• **Document text**:
——————————

At first glance, the vessel at the center of Erickson’s acrylic on canvas painting– take a deep breath–A 5th Century Greek Vase with a Depiction of a Visit I Made, to Consult the Oracle at Delphi, About My Nagging Doubts Regarding the Official Story Behind the Boston Marathon Bombing, This Is An Ongoing Issue In My Lives (2013), seems to appear out-of-time. It suggests strange temporality. The vase he depicts, just passable enough to be considered fifth century, is posited in his title as potentially having some metaphysical or guiding ability upon Erickson’s own anxiety regarding the bombing of the 2013 Boston Marathon.

How could an ancient archeological site a continent away offer any guidance for coping with the violent tragedy that occurred in Boston just this past year? It can’t, and it won’t. What it might do, however, is offer a psychic destination for this strange thought experiment of Erickson’s. A thought experiment, a wandering and a wondering, as though through a museum, into the murky terrain we call “the past”—both recent and ancient.

The recent government shutdown starkly highlighted how every inch of our National Parks is subject to sharp administrative control. Despite the ultimate inability of man to assert complete authority over nature and wildlife, what man is capable of producing are carceral situations of surveillance and containment. Erika Lynne Hanson recently encountered the state’s total administrative force over our supposedly public parks when attempting to virtually visit such places via internet-accessible webcams surveilling these parks established and maintained by the U.S. National Park Service. She has been “going” to these parks virtually for quite some time. Yes, Hanson virtually wanders these parks. No, she does not move. Her wandering is immobile. Her wandering is, instead, stationary and durational.

As a mediator of digital information, Hanson mitigates the distance separating her and the parks she surveils through the translative process of craft-making. Weaving and beading, for Hanson, have offered the most parallel of means by which to render the natural beauty, colors, and textures of our National Parks over the course of the day within the confines of discrete, pixel-by-pixel, bit-by-bit, image production. This is to say that it is not solely the landscape itself that inspires her work, since her process is equally informed by the virtual flow of one piece of digital information after another, of one bead after another, of one interlaced unit of woven fabric after another.

——————————

• **Given information**:

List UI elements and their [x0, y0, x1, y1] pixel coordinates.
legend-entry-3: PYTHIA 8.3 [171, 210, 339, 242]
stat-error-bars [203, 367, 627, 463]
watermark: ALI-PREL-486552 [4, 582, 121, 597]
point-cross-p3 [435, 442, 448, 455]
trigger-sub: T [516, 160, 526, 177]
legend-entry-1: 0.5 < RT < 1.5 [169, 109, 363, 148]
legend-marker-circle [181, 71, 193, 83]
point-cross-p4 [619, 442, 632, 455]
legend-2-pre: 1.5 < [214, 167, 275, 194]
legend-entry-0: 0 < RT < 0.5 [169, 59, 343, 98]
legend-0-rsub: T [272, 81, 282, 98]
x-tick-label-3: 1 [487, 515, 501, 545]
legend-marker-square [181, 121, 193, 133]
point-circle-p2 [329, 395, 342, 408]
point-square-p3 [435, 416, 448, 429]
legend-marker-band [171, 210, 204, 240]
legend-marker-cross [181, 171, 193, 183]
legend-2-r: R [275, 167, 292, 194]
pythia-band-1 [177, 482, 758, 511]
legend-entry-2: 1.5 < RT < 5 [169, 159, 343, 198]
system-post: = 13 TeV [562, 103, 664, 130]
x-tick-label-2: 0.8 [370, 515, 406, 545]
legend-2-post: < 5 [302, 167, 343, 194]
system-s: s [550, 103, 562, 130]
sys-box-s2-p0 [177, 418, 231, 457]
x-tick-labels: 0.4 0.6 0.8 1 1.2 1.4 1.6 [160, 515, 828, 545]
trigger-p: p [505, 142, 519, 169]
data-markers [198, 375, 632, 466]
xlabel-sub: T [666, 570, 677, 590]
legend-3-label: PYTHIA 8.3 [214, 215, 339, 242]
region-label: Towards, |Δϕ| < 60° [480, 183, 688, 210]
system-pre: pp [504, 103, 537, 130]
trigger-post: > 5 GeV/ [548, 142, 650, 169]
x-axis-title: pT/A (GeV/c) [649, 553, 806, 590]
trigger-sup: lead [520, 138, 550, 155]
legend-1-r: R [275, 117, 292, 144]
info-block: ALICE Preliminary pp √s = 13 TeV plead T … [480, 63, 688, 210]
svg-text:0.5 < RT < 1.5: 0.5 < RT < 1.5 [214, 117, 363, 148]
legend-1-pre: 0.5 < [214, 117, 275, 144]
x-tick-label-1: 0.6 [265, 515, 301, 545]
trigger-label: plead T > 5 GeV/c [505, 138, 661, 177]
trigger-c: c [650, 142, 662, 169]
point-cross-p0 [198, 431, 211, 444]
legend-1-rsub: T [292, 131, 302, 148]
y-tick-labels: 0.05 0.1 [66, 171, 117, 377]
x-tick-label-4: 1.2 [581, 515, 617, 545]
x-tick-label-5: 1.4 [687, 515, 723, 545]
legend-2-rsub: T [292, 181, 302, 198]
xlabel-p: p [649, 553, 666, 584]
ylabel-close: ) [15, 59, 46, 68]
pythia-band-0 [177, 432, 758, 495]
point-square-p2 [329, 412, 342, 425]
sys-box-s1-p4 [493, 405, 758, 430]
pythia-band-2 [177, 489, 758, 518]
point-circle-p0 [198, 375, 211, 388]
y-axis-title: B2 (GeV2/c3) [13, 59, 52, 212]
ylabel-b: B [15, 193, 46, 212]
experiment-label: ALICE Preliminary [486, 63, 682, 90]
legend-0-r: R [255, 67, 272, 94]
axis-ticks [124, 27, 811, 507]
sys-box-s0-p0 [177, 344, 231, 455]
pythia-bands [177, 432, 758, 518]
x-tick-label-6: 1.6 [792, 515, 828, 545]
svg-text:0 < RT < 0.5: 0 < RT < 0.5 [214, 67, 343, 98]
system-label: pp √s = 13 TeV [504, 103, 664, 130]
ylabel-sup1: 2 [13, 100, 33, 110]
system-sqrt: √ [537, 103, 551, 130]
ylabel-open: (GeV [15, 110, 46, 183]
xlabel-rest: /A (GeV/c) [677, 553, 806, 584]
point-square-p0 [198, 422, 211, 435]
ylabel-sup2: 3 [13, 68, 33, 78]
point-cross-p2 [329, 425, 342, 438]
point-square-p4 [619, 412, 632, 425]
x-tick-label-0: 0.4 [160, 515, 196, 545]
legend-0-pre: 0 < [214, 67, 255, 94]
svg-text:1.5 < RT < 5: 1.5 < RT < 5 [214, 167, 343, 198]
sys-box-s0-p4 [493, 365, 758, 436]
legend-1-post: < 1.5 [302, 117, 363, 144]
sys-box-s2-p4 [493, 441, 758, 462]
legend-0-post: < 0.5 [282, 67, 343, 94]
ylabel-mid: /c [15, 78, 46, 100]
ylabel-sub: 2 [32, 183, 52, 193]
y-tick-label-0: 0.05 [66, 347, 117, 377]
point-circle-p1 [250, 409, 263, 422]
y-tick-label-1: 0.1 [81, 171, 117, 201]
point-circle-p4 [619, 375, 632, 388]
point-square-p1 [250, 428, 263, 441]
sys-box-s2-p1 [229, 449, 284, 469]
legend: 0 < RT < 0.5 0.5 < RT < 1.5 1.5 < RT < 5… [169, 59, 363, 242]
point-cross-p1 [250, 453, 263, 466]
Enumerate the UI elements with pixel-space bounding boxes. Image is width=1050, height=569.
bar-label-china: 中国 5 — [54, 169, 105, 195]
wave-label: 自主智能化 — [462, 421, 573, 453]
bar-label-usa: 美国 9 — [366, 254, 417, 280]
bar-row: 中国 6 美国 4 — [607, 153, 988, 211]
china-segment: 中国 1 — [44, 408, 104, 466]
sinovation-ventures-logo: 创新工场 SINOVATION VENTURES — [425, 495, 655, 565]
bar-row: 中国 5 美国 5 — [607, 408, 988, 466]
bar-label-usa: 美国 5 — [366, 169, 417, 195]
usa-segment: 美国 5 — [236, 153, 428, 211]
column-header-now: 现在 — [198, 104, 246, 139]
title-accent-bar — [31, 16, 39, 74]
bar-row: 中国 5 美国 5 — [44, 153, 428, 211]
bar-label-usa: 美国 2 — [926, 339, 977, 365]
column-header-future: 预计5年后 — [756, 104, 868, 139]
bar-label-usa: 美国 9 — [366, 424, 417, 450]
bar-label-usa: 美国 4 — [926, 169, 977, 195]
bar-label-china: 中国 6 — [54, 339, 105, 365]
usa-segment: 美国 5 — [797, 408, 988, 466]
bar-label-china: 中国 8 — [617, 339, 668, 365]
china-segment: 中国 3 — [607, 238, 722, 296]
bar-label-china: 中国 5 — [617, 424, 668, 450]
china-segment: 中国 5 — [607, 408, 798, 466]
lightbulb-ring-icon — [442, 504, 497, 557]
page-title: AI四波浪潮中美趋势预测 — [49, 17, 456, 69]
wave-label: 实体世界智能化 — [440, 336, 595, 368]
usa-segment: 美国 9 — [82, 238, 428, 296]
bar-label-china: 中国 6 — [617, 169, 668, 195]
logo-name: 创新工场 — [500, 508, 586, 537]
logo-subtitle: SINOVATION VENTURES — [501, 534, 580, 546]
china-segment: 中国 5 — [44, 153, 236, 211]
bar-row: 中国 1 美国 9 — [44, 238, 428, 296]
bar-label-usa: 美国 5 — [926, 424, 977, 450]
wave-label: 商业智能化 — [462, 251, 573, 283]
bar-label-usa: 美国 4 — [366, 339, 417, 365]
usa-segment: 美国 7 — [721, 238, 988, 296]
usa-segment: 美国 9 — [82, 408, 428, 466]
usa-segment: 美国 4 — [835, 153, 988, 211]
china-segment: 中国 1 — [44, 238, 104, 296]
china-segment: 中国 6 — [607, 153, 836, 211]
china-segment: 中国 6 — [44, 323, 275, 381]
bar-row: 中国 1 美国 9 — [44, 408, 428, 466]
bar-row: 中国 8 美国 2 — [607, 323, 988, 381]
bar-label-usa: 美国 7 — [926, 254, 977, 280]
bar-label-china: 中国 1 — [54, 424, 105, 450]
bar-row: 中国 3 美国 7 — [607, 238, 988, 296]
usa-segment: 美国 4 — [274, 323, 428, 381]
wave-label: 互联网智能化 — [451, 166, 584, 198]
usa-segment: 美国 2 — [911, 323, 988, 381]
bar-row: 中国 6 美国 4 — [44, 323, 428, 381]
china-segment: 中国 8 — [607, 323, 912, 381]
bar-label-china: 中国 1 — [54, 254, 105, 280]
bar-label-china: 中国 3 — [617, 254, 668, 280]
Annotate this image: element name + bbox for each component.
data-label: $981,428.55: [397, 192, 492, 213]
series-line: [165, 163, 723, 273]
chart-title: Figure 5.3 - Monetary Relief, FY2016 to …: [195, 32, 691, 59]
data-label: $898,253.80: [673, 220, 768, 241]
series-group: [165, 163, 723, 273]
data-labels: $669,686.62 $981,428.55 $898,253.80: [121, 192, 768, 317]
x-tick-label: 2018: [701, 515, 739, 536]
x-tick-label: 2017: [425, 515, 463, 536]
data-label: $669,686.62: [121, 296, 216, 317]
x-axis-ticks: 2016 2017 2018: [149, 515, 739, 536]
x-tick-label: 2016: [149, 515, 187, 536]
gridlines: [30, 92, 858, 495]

——————————

• **Written task 1**: According to the essay, how does Hanson visit the National Parks?
• **Written task 2**: Please count the lines of the records that contain the word "elements", and give only the number.
The essay and the records are unrelated material.

• **Response 1**: She visits them virtually through internet-accessible webcams that survey the parks.

• **Response 2**: 2